Objective:
Your task is to extract every line from the material below exactly.

Record extracts:
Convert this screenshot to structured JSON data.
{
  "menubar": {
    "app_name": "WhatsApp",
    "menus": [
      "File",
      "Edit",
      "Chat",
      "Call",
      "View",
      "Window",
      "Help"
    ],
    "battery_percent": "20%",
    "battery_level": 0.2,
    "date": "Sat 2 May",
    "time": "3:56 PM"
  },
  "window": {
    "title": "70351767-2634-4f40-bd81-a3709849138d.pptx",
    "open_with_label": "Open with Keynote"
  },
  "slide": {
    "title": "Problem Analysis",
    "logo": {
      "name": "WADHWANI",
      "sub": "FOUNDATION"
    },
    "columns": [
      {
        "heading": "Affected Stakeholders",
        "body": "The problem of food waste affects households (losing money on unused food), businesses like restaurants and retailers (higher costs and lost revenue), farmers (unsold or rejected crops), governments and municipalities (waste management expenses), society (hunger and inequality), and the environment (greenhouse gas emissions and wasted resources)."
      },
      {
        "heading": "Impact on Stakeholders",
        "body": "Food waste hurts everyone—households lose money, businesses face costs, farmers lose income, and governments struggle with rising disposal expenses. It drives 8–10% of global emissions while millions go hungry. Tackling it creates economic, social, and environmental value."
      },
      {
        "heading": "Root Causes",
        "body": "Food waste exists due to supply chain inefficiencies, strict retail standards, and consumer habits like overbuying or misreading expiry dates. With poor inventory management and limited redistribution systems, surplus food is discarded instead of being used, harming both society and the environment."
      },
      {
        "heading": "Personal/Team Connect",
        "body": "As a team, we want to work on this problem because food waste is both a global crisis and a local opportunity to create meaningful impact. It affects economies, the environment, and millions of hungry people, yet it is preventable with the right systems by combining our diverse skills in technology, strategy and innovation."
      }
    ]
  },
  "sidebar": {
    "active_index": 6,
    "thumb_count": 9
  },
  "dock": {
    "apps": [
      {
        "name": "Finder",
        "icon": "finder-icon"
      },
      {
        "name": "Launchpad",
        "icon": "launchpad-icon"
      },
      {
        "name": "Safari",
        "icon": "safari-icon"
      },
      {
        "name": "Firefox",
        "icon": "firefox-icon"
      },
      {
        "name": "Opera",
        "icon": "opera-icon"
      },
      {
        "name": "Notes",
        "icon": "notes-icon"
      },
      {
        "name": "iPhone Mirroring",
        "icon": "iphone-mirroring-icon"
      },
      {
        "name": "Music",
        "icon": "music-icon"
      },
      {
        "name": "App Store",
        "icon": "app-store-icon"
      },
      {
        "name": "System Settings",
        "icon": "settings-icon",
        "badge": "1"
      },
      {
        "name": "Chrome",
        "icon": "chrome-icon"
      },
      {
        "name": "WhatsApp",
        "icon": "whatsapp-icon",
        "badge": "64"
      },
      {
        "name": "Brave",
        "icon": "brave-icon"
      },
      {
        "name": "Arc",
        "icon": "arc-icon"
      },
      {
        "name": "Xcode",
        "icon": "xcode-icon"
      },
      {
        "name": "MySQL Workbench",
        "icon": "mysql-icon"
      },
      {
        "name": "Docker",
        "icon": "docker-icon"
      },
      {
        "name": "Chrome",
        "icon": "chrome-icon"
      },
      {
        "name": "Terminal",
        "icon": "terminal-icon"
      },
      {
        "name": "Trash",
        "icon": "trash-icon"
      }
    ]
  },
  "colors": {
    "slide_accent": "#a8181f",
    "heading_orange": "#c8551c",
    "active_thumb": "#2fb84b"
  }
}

Solution below:
Convert this screenshot to structured JSON data.
{
  "menubar": {
    "app_name": "WhatsApp",
    "menus": [
      "File",
      "Edit",
      "Chat",
      "Call",
      "View",
      "Window",
      "Help"
    ],
    "battery_percent": "20%",
    "battery_level": 0.2,
    "date": "Sat 2 May",
    "time": "3:56 PM"
  },
  "window": {
    "title": "70351767-2634-4f40-bd81-a3709849138d.pptx",
    "open_with_label": "Open with Keynote"
  },
  "slide": {
    "title": "Problem Analysis",
    "logo": {
      "name": "WADHWANI",
      "sub": "FOUNDATION"
    },
    "columns": [
      {
        "heading": "Affected Stakeholders",
        "body": "The problem of food waste affects households (losing money on unused food), businesses like restaurants and retailers (higher costs and lost revenue), farmers (unsold or rejected crops), governments and municipalities (waste management expenses), society (hunger and inequality), and the environment (greenhouse gas emissions and wasted resources)."
      },
      {
        "heading": "Impact on Stakeholders",
        "body": "Food waste hurts everyone—households lose money, businesses face costs, farmers lose income, and governments struggle with rising disposal expenses. It drives 8–10% of global emissions while millions go hungry. Tackling it creates economic, social, and environmental value."
      },
      {
        "heading": "Root Causes",
        "body": "Food waste exists due to supply chain inefficiencies, strict retail standards, and consumer habits like overbuying or misreading expiry dates. With poor inventory management and limited redistribution systems, surplus food is discarded instead of being used, harming both society and the environment."
      },
      {
        "heading": "Personal/Team Connect",
        "body": "As a team, we want to work on this problem because food waste is both a global crisis and a local opportunity to create meaningful impact. It affects economies, the environment, and millions of hungry people, yet it is preventable with the right systems by combining our diverse skills in technology, strategy and innovation."
      }
    ]
  },
  "sidebar": {
    "active_index": 6,
    "thumb_count": 9
  },
  "dock": {
    "apps": [
      {
        "name": "Finder",
        "icon": "finder-icon"
      },
      {
        "name": "Launchpad",
        "icon": "launchpad-icon"
      },
      {
        "name": "Safari",
        "icon": "safari-icon"
      },
      {
        "name": "Firefox",
        "icon": "firefox-icon"
      },
      {
        "name": "Opera",
        "icon": "opera-icon"
      },
      {
        "name": "Notes",
        "icon": "notes-icon"
      },
      {
        "name": "iPhone Mirroring",
        "icon": "iphone-mirroring-icon"
      },
      {
        "name": "Music",
        "icon": "music-icon"
      },
      {
        "name": "App Store",
        "icon": "app-store-icon"
      },
      {
        "name": "System Settings",
        "icon": "settings-icon",
        "badge": "1"
      },
      {
        "name": "Chrome",
        "icon": "chrome-icon"
      },
      {
        "name": "WhatsApp",
        "icon": "whatsapp-icon",
        "badge": "64"
      },
      {
        "name": "Brave",
        "icon": "brave-icon"
      },
      {
        "name": "Arc",
        "icon": "arc-icon"
      },
      {
        "name": "Xcode",
        "icon": "xcode-icon"
      },
      {
        "name": "MySQL Workbench",
        "icon": "mysql-icon"
      },
      {
        "name": "Docker",
        "icon": "docker-icon"
      },
      {
        "name": "Chrome",
        "icon": "chrome-icon"
      },
      {
        "name": "Terminal",
        "icon": "terminal-icon"
      },
      {
        "name": "Trash",
        "icon": "trash-icon"
      }
    ]
  },
  "colors": {
    "slide_accent": "#a8181f",
    "heading_orange": "#c8551c",
    "active_thumb": "#2fb84b"
  }
}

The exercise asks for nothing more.